[PROBLEM TO SOLVE]:
Rewrite the material below, putting "vertical-axis-label" wherever "y-tick-label" appears and keeping everything else the same.

[RECORDS]:
+ + + +

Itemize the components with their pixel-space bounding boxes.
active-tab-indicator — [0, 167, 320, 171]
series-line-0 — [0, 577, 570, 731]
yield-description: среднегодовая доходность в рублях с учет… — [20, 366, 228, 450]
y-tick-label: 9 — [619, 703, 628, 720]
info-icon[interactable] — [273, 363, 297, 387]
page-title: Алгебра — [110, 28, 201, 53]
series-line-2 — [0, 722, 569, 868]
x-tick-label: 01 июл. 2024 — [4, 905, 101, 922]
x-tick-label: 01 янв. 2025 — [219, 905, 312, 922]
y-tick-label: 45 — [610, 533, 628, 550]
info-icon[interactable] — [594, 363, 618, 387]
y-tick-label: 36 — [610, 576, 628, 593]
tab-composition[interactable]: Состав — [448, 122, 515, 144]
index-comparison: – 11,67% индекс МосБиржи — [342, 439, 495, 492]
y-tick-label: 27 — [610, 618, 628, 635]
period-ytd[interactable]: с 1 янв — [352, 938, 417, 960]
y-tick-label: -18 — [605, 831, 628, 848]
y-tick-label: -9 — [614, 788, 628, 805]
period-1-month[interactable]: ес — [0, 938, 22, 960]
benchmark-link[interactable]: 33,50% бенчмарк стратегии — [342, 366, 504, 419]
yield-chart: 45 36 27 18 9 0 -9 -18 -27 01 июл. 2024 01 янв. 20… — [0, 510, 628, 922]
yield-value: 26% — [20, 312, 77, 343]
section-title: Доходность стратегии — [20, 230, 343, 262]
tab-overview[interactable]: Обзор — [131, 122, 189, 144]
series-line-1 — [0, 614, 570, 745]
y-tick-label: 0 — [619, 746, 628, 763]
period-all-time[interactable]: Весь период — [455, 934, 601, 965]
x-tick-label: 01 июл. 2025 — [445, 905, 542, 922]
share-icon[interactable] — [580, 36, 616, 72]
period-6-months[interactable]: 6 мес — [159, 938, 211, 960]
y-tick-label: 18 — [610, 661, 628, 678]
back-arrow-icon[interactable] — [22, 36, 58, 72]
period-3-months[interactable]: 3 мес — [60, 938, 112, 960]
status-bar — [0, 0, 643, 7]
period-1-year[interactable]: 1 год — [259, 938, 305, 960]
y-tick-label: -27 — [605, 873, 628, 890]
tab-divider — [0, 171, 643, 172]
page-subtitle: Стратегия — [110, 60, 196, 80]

+ + + +

[FULL OUTPUT]:
Itemize the components with their pixel-space bounding boxes.
active-tab-indicator — [0, 167, 320, 171]
series-line-0 — [0, 577, 570, 731]
yield-description: среднегодовая доходность в рублях с учет… — [20, 366, 228, 450]
vertical-axis-label: 9 — [619, 703, 628, 720]
info-icon[interactable] — [273, 363, 297, 387]
page-title: Алгебра — [110, 28, 201, 53]
series-line-2 — [0, 722, 569, 868]
x-tick-label: 01 июл. 2024 — [4, 905, 101, 922]
x-tick-label: 01 янв. 2025 — [219, 905, 312, 922]
vertical-axis-label: 45 — [610, 533, 628, 550]
info-icon[interactable] — [594, 363, 618, 387]
vertical-axis-label: 36 — [610, 576, 628, 593]
tab-composition[interactable]: Состав — [448, 122, 515, 144]
index-comparison: – 11,67% индекс МосБиржи — [342, 439, 495, 492]
vertical-axis-label: 27 — [610, 618, 628, 635]
period-ytd[interactable]: с 1 янв — [352, 938, 417, 960]
vertical-axis-label: -18 — [605, 831, 628, 848]
vertical-axis-label: -9 — [614, 788, 628, 805]
period-1-month[interactable]: ес — [0, 938, 22, 960]
benchmark-link[interactable]: 33,50% бенчмарк стратегии — [342, 366, 504, 419]
yield-chart: 45 36 27 18 9 0 -9 -18 -27 01 июл. 2024 01 янв. 20… — [0, 510, 628, 922]
yield-value: 26% — [20, 312, 77, 343]
section-title: Доходность стратегии — [20, 230, 343, 262]
tab-overview[interactable]: Обзор — [131, 122, 189, 144]
series-line-1 — [0, 614, 570, 745]
vertical-axis-label: 0 — [619, 746, 628, 763]
period-all-time[interactable]: Весь период — [455, 934, 601, 965]
x-tick-label: 01 июл. 2025 — [445, 905, 542, 922]
share-icon[interactable] — [580, 36, 616, 72]
period-6-months[interactable]: 6 мес — [159, 938, 211, 960]
vertical-axis-label: 18 — [610, 661, 628, 678]
back-arrow-icon[interactable] — [22, 36, 58, 72]
period-3-months[interactable]: 3 мес — [60, 938, 112, 960]
status-bar — [0, 0, 643, 7]
period-1-year[interactable]: 1 год — [259, 938, 305, 960]
vertical-axis-label: -27 — [605, 873, 628, 890]
tab-divider — [0, 171, 643, 172]
page-subtitle: Стратегия — [110, 60, 196, 80]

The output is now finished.